Raw records

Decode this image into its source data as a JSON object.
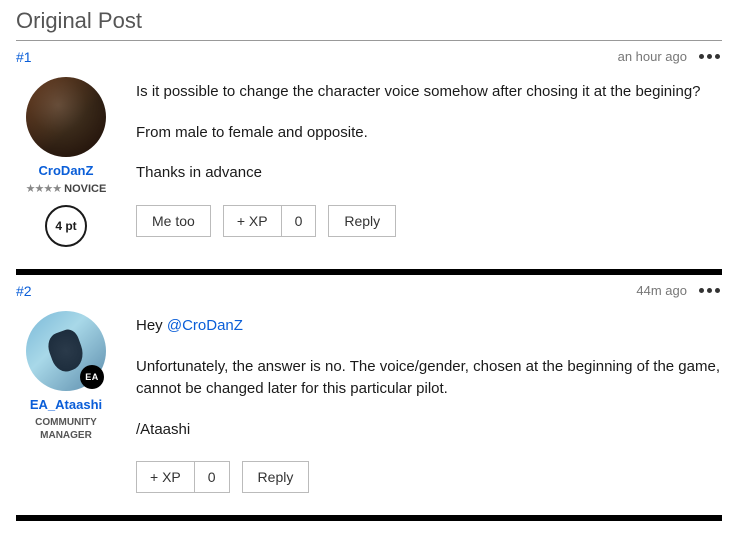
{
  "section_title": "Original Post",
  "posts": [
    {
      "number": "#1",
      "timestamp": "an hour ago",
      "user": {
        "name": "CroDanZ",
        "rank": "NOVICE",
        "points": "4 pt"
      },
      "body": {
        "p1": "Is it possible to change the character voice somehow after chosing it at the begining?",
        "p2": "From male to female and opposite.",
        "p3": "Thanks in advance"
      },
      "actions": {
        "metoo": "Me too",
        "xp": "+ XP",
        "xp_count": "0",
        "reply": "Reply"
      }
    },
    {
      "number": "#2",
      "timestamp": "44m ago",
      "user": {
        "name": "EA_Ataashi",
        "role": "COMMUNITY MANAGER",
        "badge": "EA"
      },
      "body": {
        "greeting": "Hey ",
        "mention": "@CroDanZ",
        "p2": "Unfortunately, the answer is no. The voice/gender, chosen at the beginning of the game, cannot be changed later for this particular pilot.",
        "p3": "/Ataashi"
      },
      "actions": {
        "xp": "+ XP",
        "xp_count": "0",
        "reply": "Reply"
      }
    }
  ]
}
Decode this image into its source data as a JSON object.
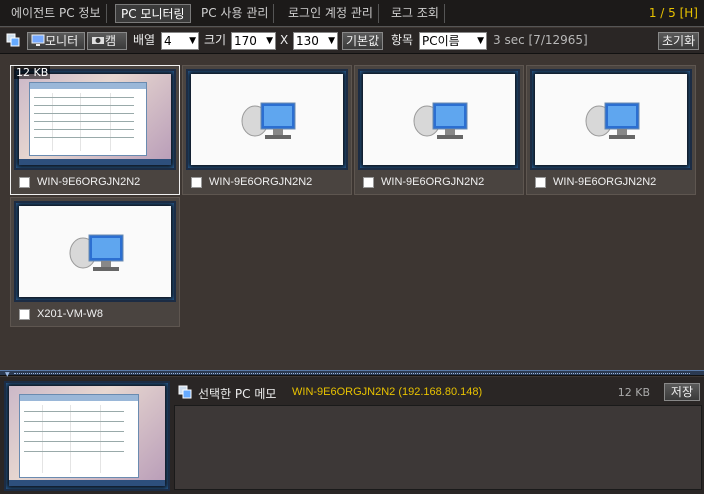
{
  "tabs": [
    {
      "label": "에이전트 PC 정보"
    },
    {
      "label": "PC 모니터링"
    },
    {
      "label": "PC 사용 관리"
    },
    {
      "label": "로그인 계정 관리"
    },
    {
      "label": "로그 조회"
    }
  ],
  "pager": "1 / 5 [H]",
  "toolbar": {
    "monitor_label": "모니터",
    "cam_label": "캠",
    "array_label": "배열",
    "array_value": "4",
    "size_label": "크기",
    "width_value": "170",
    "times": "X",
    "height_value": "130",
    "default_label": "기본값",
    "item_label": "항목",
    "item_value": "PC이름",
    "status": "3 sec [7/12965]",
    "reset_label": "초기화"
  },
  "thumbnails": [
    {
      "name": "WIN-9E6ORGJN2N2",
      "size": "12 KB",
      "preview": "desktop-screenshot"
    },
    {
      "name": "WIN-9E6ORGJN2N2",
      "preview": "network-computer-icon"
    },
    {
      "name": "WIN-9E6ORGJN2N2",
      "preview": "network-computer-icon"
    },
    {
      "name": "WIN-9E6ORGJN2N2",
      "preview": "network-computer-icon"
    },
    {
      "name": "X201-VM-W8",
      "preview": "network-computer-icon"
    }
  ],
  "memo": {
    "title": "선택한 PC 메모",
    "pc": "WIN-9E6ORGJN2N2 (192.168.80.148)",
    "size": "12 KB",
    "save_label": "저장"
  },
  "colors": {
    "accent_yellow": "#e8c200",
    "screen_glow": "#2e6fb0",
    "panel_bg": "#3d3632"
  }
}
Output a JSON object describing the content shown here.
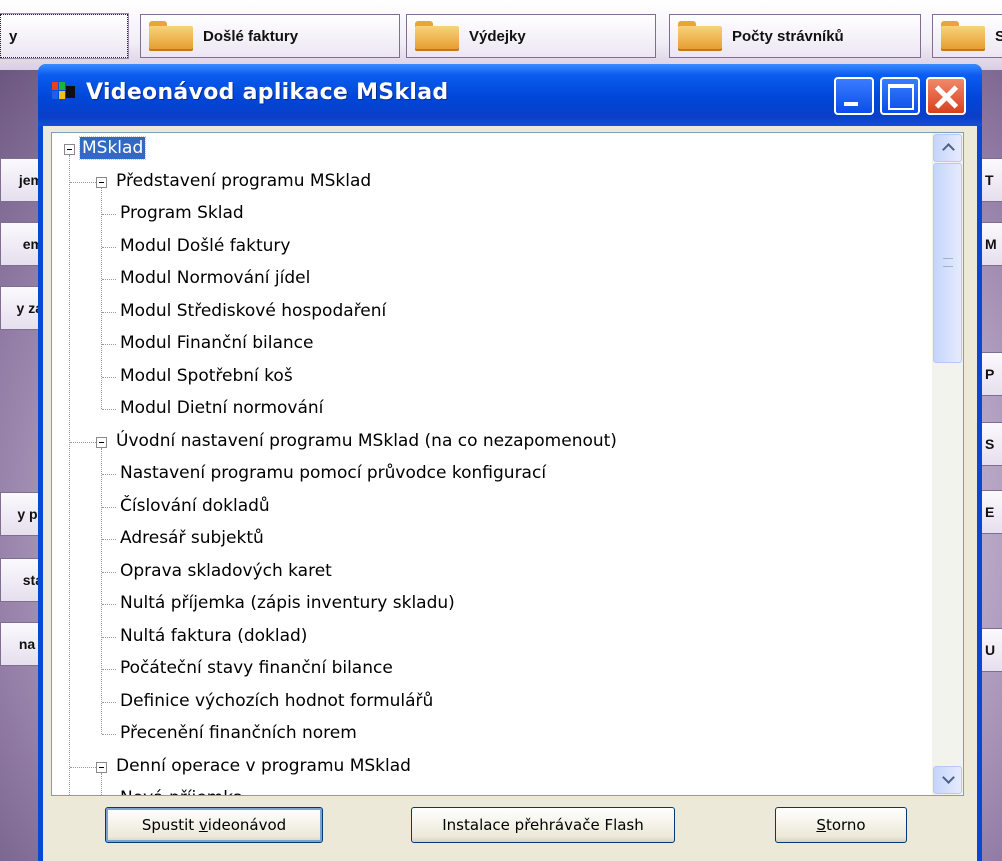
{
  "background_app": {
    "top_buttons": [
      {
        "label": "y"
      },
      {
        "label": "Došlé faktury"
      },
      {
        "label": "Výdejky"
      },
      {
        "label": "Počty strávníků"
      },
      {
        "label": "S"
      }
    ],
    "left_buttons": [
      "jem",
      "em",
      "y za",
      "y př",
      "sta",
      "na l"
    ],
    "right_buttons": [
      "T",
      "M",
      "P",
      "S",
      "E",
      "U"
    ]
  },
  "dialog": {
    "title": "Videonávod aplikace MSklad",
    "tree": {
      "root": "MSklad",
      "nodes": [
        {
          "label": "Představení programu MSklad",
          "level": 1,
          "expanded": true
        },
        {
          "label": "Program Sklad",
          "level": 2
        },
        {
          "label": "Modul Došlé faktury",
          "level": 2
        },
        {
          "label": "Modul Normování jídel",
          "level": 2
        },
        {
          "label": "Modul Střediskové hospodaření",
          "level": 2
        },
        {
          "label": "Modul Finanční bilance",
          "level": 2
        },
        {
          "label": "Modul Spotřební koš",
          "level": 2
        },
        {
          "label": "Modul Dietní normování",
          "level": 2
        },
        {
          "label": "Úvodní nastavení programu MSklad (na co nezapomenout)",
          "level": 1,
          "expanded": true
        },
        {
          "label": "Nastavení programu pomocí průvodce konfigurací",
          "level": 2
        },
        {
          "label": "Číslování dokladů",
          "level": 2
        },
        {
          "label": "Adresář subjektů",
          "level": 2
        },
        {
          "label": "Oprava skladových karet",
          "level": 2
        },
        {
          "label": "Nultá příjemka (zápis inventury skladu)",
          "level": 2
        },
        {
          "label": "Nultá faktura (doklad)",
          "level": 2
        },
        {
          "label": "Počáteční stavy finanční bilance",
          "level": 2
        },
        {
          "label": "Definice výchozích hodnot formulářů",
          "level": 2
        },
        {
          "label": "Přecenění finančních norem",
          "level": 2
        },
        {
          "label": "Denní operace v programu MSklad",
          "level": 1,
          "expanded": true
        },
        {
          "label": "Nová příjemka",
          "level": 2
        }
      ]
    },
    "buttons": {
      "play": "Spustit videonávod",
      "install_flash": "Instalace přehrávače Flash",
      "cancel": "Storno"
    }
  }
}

_Problem:_ Reproduce every record word for word. The copy must contain no pictures.

_Response to this task:_
Decode this image into its source data as a JSON object.
{
  "section_title": "Original Post",
  "posts": [
    {
      "number": "#1",
      "timestamp": "an hour ago",
      "user": {
        "name": "CroDanZ",
        "rank": "NOVICE",
        "points": "4 pt"
      },
      "body": {
        "p1": "Is it possible to change the character voice somehow after chosing it at the begining?",
        "p2": "From male to female and opposite.",
        "p3": "Thanks in advance"
      },
      "actions": {
        "metoo": "Me too",
        "xp": "+ XP",
        "xp_count": "0",
        "reply": "Reply"
      }
    },
    {
      "number": "#2",
      "timestamp": "44m ago",
      "user": {
        "name": "EA_Ataashi",
        "role": "COMMUNITY MANAGER",
        "badge": "EA"
      },
      "body": {
        "greeting": "Hey ",
        "mention": "@CroDanZ",
        "p2": "Unfortunately, the answer is no. The voice/gender, chosen at the beginning of the game, cannot be changed later for this particular pilot.",
        "p3": "/Ataashi"
      },
      "actions": {
        "xp": "+ XP",
        "xp_count": "0",
        "reply": "Reply"
      }
    }
  ]
}
Decode this image into its source data as a JSON object.
{
  "tabs": [
    {
      "label": "에이전트 PC 정보"
    },
    {
      "label": "PC 모니터링"
    },
    {
      "label": "PC 사용 관리"
    },
    {
      "label": "로그인 계정 관리"
    },
    {
      "label": "로그 조회"
    }
  ],
  "pager": "1 / 5 [H]",
  "toolbar": {
    "monitor_label": "모니터",
    "cam_label": "캠",
    "array_label": "배열",
    "array_value": "4",
    "size_label": "크기",
    "width_value": "170",
    "times": "X",
    "height_value": "130",
    "default_label": "기본값",
    "item_label": "항목",
    "item_value": "PC이름",
    "status": "3 sec [7/12965]",
    "reset_label": "초기화"
  },
  "thumbnails": [
    {
      "name": "WIN-9E6ORGJN2N2",
      "size": "12 KB",
      "preview": "desktop-screenshot"
    },
    {
      "name": "WIN-9E6ORGJN2N2",
      "preview": "network-computer-icon"
    },
    {
      "name": "WIN-9E6ORGJN2N2",
      "preview": "network-computer-icon"
    },
    {
      "name": "WIN-9E6ORGJN2N2",
      "preview": "network-computer-icon"
    },
    {
      "name": "X201-VM-W8",
      "preview": "network-computer-icon"
    }
  ],
  "memo": {
    "title": "선택한 PC 메모",
    "pc": "WIN-9E6ORGJN2N2 (192.168.80.148)",
    "size": "12 KB",
    "save_label": "저장"
  },
  "colors": {
    "accent_yellow": "#e8c200",
    "screen_glow": "#2e6fb0",
    "panel_bg": "#3d3632"
  }
}
Output a JSON object describing the content shown here.
{
  "background_app": {
    "top_buttons": [
      {
        "label": "y"
      },
      {
        "label": "Došlé faktury"
      },
      {
        "label": "Výdejky"
      },
      {
        "label": "Počty strávníků"
      },
      {
        "label": "S"
      }
    ],
    "left_buttons": [
      "jem",
      "em",
      "y za",
      "y př",
      "sta",
      "na l"
    ],
    "right_buttons": [
      "T",
      "M",
      "P",
      "S",
      "E",
      "U"
    ]
  },
  "dialog": {
    "title": "Videonávod aplikace MSklad",
    "tree": {
      "root": "MSklad",
      "nodes": [
        {
          "label": "Představení programu MSklad",
          "level": 1,
          "expanded": true
        },
        {
          "label": "Program Sklad",
          "level": 2
        },
        {
          "label": "Modul Došlé faktury",
          "level": 2
        },
        {
          "label": "Modul Normování jídel",
          "level": 2
        },
        {
          "label": "Modul Střediskové hospodaření",
          "level": 2
        },
        {
          "label": "Modul Finanční bilance",
          "level": 2
        },
        {
          "label": "Modul Spotřební koš",
          "level": 2
        },
        {
          "label": "Modul Dietní normování",
          "level": 2
        },
        {
          "label": "Úvodní nastavení programu MSklad (na co nezapomenout)",
          "level": 1,
          "expanded": true
        },
        {
          "label": "Nastavení programu pomocí průvodce konfigurací",
          "level": 2
        },
        {
          "label": "Číslování dokladů",
          "level": 2
        },
        {
          "label": "Adresář subjektů",
          "level": 2
        },
        {
          "label": "Oprava skladových karet",
          "level": 2
        },
        {
          "label": "Nultá příjemka (zápis inventury skladu)",
          "level": 2
        },
        {
          "label": "Nultá faktura (doklad)",
          "level": 2
        },
        {
          "label": "Počáteční stavy finanční bilance",
          "level": 2
        },
        {
          "label": "Definice výchozích hodnot formulářů",
          "level": 2
        },
        {
          "label": "Přecenění finančních norem",
          "level": 2
        },
        {
          "label": "Denní operace v programu MSklad",
          "level": 1,
          "expanded": true
        },
        {
          "label": "Nová příjemka",
          "level": 2
        }
      ]
    },
    "buttons": {
      "play": "Spustit videonávod",
      "install_flash": "Instalace přehrávače Flash",
      "cancel": "Storno"
    }
  }
}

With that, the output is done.